-- What needs to be done --
In the entries below, find the lines with the word "data" and copy them.

-- Input --
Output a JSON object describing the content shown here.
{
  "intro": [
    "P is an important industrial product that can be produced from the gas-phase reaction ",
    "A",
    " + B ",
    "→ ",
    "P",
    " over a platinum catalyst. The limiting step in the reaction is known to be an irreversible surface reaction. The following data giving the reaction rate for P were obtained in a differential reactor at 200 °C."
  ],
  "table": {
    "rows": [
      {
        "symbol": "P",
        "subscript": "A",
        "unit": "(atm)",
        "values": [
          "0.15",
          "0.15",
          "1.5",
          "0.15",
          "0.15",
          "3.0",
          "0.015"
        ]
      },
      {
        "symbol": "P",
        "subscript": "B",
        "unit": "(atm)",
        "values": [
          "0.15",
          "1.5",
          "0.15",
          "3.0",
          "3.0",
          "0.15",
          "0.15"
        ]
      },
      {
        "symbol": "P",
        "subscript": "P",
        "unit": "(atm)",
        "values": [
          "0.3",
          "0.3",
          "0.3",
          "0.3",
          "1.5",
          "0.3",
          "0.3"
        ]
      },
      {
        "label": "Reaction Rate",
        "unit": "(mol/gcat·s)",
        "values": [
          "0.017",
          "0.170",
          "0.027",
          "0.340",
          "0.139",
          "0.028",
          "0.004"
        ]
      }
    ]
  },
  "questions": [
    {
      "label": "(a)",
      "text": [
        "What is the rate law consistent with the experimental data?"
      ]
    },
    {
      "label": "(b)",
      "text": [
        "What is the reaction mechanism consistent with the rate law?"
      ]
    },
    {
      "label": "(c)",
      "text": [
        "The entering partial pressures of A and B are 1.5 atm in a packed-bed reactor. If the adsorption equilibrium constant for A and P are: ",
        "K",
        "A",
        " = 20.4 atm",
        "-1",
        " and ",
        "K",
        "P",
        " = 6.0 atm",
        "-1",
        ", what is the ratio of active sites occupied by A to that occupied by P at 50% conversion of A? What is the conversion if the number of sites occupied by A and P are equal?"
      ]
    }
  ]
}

-- Answer to this problem --
    " over a platinum catalyst. The limiting step in the reaction is known to be an irreversible surface reaction. The following data giving the reaction rate for P were obtained in a differential reactor at 200 °C."
        "What is the rate law consistent with the experimental data?"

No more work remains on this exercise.